PROBLEM DESCRIPTION
Write out the items again with "Technology" swapped for "Information Technology" everywhere it appears, and change nothing else.

DATASET RECORDS
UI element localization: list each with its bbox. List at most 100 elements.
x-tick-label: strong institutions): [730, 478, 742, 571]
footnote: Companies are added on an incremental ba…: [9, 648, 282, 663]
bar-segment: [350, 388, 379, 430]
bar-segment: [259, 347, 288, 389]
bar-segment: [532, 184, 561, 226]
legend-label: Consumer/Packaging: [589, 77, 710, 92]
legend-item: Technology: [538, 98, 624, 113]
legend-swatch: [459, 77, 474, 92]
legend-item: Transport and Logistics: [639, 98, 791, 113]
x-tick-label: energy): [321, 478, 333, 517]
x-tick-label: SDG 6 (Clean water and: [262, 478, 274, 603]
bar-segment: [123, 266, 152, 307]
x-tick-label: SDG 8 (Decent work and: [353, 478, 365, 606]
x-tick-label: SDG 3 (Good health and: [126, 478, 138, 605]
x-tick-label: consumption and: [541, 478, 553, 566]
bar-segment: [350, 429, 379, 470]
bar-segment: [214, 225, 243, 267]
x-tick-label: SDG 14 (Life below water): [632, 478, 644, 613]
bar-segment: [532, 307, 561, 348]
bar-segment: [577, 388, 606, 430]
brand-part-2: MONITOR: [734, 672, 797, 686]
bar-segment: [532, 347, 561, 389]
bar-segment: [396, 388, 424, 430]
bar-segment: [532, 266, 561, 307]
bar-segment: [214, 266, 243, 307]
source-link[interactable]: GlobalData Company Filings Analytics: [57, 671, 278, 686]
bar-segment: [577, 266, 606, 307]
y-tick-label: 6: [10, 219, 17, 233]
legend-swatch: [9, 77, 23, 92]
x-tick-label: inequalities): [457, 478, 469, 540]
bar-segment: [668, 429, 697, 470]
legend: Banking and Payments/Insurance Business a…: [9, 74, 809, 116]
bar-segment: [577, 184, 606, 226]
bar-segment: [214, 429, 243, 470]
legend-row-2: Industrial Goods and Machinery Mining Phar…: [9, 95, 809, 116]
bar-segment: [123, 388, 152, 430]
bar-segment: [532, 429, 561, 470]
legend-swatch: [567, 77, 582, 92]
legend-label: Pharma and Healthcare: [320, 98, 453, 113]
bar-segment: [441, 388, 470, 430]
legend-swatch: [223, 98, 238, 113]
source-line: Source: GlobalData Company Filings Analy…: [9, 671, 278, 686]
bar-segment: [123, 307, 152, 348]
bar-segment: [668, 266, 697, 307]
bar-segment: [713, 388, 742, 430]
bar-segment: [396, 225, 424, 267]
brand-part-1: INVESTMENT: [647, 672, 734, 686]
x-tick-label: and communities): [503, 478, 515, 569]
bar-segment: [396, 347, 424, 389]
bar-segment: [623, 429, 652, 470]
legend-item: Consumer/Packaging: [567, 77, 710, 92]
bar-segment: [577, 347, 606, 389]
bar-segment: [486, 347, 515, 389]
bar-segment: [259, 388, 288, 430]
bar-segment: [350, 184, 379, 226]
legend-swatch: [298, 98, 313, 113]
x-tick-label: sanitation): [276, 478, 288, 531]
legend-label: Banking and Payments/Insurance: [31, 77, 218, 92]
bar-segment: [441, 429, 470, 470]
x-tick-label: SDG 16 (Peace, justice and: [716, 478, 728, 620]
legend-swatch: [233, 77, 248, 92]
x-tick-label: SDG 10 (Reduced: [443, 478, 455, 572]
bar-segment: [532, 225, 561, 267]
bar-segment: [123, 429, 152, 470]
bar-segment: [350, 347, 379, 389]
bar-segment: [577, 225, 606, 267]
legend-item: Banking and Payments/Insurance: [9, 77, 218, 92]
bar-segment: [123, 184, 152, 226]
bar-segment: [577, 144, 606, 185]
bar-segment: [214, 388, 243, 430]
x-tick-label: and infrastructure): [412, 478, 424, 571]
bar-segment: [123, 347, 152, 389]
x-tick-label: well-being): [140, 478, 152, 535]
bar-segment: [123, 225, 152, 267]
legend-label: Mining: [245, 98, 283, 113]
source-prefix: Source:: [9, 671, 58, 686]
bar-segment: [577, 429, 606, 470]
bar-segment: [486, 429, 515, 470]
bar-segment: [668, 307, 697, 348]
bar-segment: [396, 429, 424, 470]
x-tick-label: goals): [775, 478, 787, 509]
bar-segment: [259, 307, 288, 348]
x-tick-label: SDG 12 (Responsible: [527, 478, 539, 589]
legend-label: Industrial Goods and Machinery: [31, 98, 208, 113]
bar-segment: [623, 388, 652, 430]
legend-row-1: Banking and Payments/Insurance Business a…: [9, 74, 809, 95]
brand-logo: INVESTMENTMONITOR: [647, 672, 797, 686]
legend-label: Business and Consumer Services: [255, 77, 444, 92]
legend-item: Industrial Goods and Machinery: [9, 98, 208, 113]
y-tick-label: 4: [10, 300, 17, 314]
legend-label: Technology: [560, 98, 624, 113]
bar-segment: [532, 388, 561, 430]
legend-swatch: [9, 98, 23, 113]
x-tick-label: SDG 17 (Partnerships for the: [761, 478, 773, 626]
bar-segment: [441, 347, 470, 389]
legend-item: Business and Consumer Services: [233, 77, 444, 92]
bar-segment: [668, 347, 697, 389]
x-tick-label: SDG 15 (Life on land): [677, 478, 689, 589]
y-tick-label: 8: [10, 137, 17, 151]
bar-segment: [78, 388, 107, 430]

FULL RESPONSE
UI element localization: list each with its bbox. List at most 100 elements.
x-tick-label: strong institutions): [730, 478, 742, 571]
footnote: Companies are added on an incremental ba…: [9, 648, 282, 663]
bar-segment: [350, 388, 379, 430]
bar-segment: [259, 347, 288, 389]
bar-segment: [532, 184, 561, 226]
legend-label: Consumer/Packaging: [589, 77, 710, 92]
legend-item: Information Technology: [538, 98, 624, 113]
legend-swatch: [459, 77, 474, 92]
legend-item: Transport and Logistics: [639, 98, 791, 113]
x-tick-label: energy): [321, 478, 333, 517]
x-tick-label: SDG 6 (Clean water and: [262, 478, 274, 603]
bar-segment: [123, 266, 152, 307]
x-tick-label: SDG 8 (Decent work and: [353, 478, 365, 606]
x-tick-label: SDG 3 (Good health and: [126, 478, 138, 605]
x-tick-label: consumption and: [541, 478, 553, 566]
bar-segment: [350, 429, 379, 470]
bar-segment: [214, 225, 243, 267]
x-tick-label: SDG 14 (Life below water): [632, 478, 644, 613]
bar-segment: [532, 307, 561, 348]
bar-segment: [577, 388, 606, 430]
brand-part-2: MONITOR: [734, 672, 797, 686]
bar-segment: [532, 347, 561, 389]
bar-segment: [396, 388, 424, 430]
bar-segment: [532, 266, 561, 307]
bar-segment: [214, 266, 243, 307]
source-link[interactable]: GlobalData Company Filings Analytics: [57, 671, 278, 686]
bar-segment: [577, 266, 606, 307]
y-tick-label: 6: [10, 219, 17, 233]
legend-swatch: [9, 77, 23, 92]
x-tick-label: inequalities): [457, 478, 469, 540]
bar-segment: [668, 429, 697, 470]
legend: Banking and Payments/Insurance Business a…: [9, 74, 809, 116]
bar-segment: [577, 184, 606, 226]
bar-segment: [214, 429, 243, 470]
legend-row-2: Industrial Goods and Machinery Mining Phar…: [9, 95, 809, 116]
bar-segment: [123, 388, 152, 430]
bar-segment: [532, 429, 561, 470]
legend-swatch: [567, 77, 582, 92]
legend-label: Pharma and Healthcare: [320, 98, 453, 113]
bar-segment: [441, 388, 470, 430]
legend-swatch: [223, 98, 238, 113]
source-line: Source: GlobalData Company Filings Analy…: [9, 671, 278, 686]
bar-segment: [123, 307, 152, 348]
bar-segment: [668, 266, 697, 307]
bar-segment: [713, 388, 742, 430]
bar-segment: [396, 225, 424, 267]
brand-part-1: INVESTMENT: [647, 672, 734, 686]
x-tick-label: and communities): [503, 478, 515, 569]
bar-segment: [396, 347, 424, 389]
bar-segment: [623, 429, 652, 470]
legend-item: Consumer/Packaging: [567, 77, 710, 92]
bar-segment: [577, 347, 606, 389]
bar-segment: [486, 347, 515, 389]
bar-segment: [259, 388, 288, 430]
bar-segment: [350, 184, 379, 226]
legend-swatch: [298, 98, 313, 113]
x-tick-label: sanitation): [276, 478, 288, 531]
legend-label: Banking and Payments/Insurance: [31, 77, 218, 92]
bar-segment: [441, 429, 470, 470]
x-tick-label: SDG 16 (Peace, justice and: [716, 478, 728, 620]
legend-swatch: [233, 77, 248, 92]
x-tick-label: SDG 10 (Reduced: [443, 478, 455, 572]
bar-segment: [532, 225, 561, 267]
bar-segment: [123, 429, 152, 470]
bar-segment: [350, 347, 379, 389]
bar-segment: [577, 225, 606, 267]
legend-item: Banking and Payments/Insurance: [9, 77, 218, 92]
bar-segment: [123, 184, 152, 226]
bar-segment: [577, 144, 606, 185]
bar-segment: [214, 388, 243, 430]
x-tick-label: and infrastructure): [412, 478, 424, 571]
bar-segment: [123, 347, 152, 389]
x-tick-label: well-being): [140, 478, 152, 535]
bar-segment: [123, 225, 152, 267]
legend-label: Mining: [245, 98, 283, 113]
source-prefix: Source:: [9, 671, 58, 686]
bar-segment: [577, 429, 606, 470]
bar-segment: [486, 429, 515, 470]
bar-segment: [668, 307, 697, 348]
bar-segment: [396, 429, 424, 470]
x-tick-label: goals): [775, 478, 787, 509]
bar-segment: [259, 307, 288, 348]
x-tick-label: SDG 12 (Responsible: [527, 478, 539, 589]
legend-label: Industrial Goods and Machinery: [31, 98, 208, 113]
bar-segment: [623, 388, 652, 430]
legend-row-1: Banking and Payments/Insurance Business a…: [9, 74, 809, 95]
brand-logo: INVESTMENTMONITOR: [647, 672, 797, 686]
legend-label: Business and Consumer Services: [255, 77, 444, 92]
legend-item: Industrial Goods and Machinery: [9, 98, 208, 113]
y-tick-label: 4: [10, 300, 17, 314]
legend-label: Information Technology: [560, 98, 624, 113]
bar-segment: [532, 388, 561, 430]
legend-swatch: [9, 98, 23, 113]
x-tick-label: SDG 17 (Partnerships for the: [761, 478, 773, 626]
bar-segment: [441, 347, 470, 389]
legend-item: Business and Consumer Services: [233, 77, 444, 92]
bar-segment: [668, 347, 697, 389]
x-tick-label: SDG 15 (Life on land): [677, 478, 689, 589]
y-tick-label: 8: [10, 137, 17, 151]
bar-segment: [78, 388, 107, 430]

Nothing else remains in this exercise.